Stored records

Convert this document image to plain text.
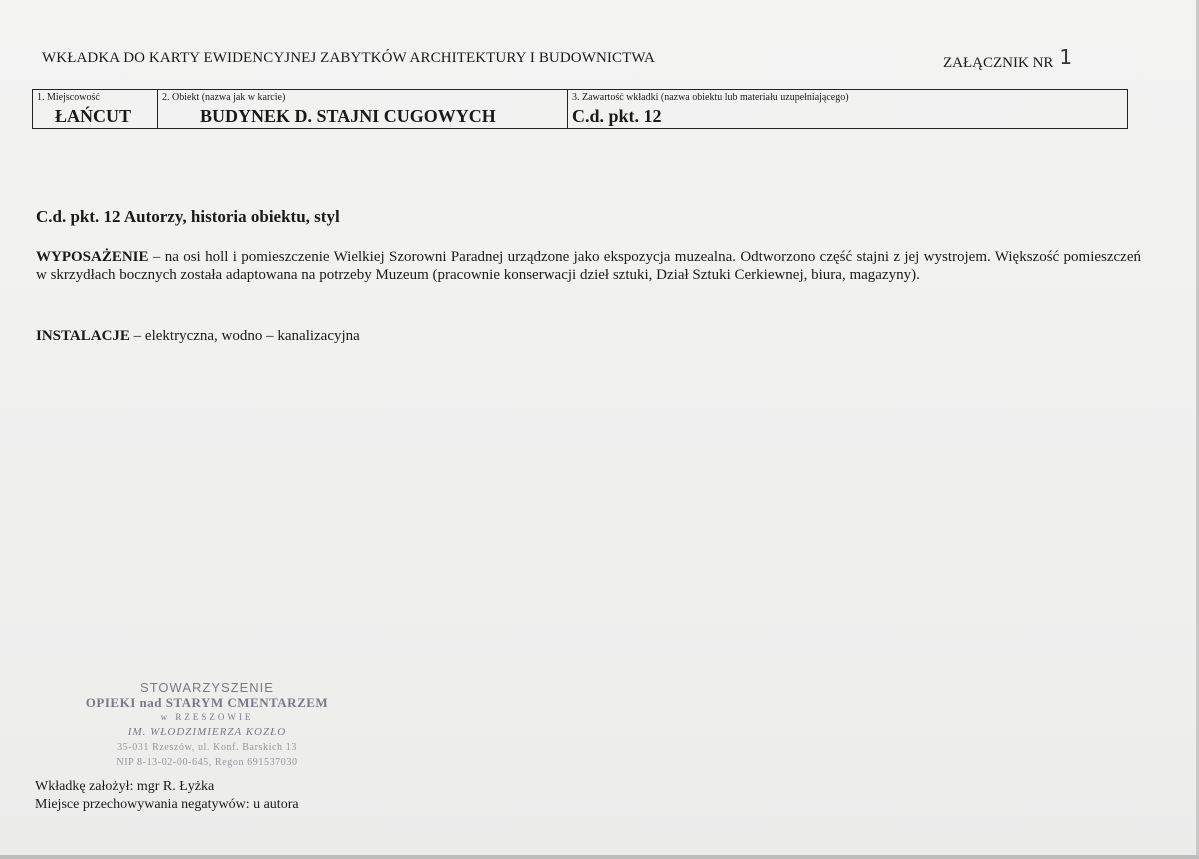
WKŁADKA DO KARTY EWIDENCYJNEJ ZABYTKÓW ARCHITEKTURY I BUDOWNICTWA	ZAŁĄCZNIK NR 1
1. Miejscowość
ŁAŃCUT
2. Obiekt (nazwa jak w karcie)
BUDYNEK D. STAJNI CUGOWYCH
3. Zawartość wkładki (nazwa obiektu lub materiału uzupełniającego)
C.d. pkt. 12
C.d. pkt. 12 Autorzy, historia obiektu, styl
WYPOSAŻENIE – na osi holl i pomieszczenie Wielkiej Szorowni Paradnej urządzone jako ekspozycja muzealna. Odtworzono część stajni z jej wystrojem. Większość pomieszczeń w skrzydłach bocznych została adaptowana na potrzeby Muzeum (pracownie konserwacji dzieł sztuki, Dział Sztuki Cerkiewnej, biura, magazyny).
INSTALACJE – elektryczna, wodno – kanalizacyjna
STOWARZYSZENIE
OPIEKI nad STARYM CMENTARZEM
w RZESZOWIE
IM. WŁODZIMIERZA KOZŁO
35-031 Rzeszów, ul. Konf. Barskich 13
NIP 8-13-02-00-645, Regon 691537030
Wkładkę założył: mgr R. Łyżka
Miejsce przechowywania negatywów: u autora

--

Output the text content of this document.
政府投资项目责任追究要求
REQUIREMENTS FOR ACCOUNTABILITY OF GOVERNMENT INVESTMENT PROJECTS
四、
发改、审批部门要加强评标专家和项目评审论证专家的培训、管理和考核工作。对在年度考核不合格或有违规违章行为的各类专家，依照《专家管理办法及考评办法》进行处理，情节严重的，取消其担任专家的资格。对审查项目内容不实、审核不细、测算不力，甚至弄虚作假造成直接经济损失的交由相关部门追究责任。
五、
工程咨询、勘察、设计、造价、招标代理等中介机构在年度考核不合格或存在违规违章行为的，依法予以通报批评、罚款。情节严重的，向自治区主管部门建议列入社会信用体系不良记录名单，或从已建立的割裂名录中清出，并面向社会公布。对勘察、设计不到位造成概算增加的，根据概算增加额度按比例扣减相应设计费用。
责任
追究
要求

To be done: Figure out how many lines of the data above include "text", then give the number and nothing more.

The output: 2